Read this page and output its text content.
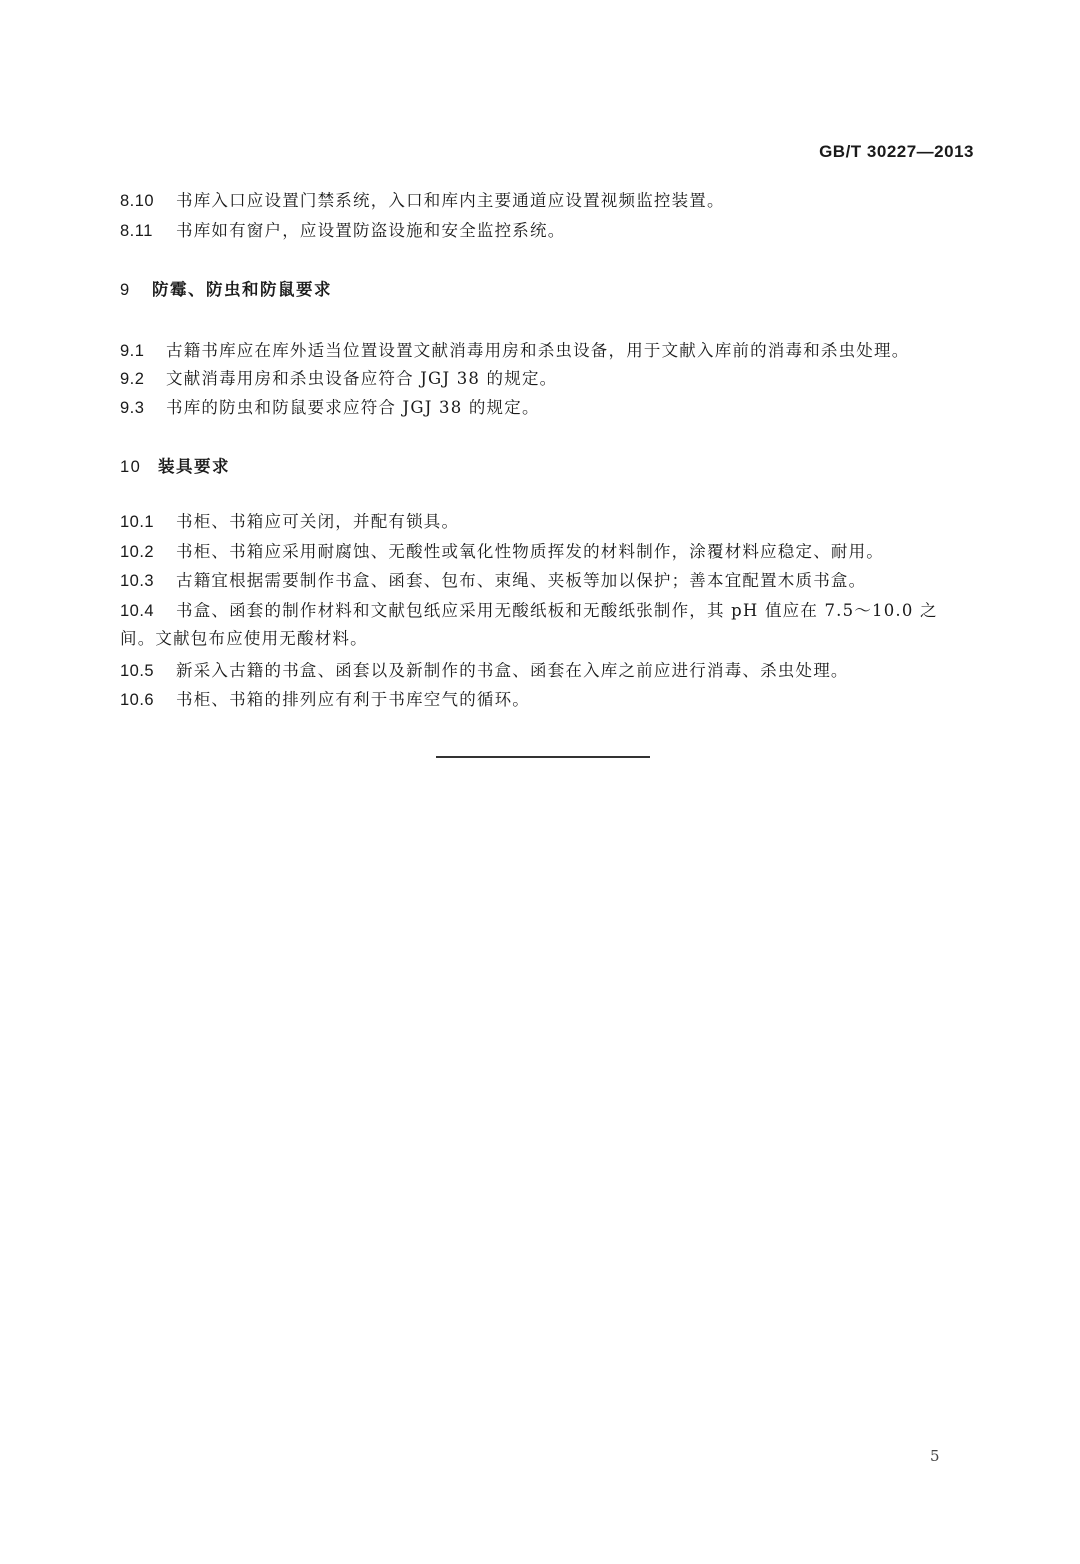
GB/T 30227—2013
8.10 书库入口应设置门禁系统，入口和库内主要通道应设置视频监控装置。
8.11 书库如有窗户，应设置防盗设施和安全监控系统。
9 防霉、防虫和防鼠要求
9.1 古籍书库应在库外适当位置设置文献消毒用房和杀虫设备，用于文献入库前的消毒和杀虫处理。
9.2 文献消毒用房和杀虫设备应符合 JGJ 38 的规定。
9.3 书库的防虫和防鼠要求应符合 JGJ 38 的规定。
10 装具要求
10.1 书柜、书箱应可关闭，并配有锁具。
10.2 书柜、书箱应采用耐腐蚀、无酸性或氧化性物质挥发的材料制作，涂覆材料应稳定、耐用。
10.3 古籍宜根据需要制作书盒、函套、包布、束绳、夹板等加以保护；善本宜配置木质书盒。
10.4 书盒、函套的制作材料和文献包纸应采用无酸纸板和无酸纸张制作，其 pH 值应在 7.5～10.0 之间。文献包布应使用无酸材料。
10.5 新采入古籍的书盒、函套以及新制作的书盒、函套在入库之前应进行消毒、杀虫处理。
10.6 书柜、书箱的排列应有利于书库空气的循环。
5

Exercise description: Skipping the pictures, transcribe each line above exactly as it appears.

Final answer:
Read this page and output its text content.
GB/T 30227—2013
8.10 书库入口应设置门禁系统，入口和库内主要通道应设置视频监控装置。
8.11 书库如有窗户，应设置防盗设施和安全监控系统。
9 防霉、防虫和防鼠要求
9.1 古籍书库应在库外适当位置设置文献消毒用房和杀虫设备，用于文献入库前的消毒和杀虫处理。
9.2 文献消毒用房和杀虫设备应符合 JGJ 38 的规定。
9.3 书库的防虫和防鼠要求应符合 JGJ 38 的规定。
10 装具要求
10.1 书柜、书箱应可关闭，并配有锁具。
10.2 书柜、书箱应采用耐腐蚀、无酸性或氧化性物质挥发的材料制作，涂覆材料应稳定、耐用。
10.3 古籍宜根据需要制作书盒、函套、包布、束绳、夹板等加以保护；善本宜配置木质书盒。
10.4 书盒、函套的制作材料和文献包纸应采用无酸纸板和无酸纸张制作，其 pH 值应在 7.5～10.0 之间。文献包布应使用无酸材料。
10.5 新采入古籍的书盒、函套以及新制作的书盒、函套在入库之前应进行消毒、杀虫处理。
10.6 书柜、书箱的排列应有利于书库空气的循环。
5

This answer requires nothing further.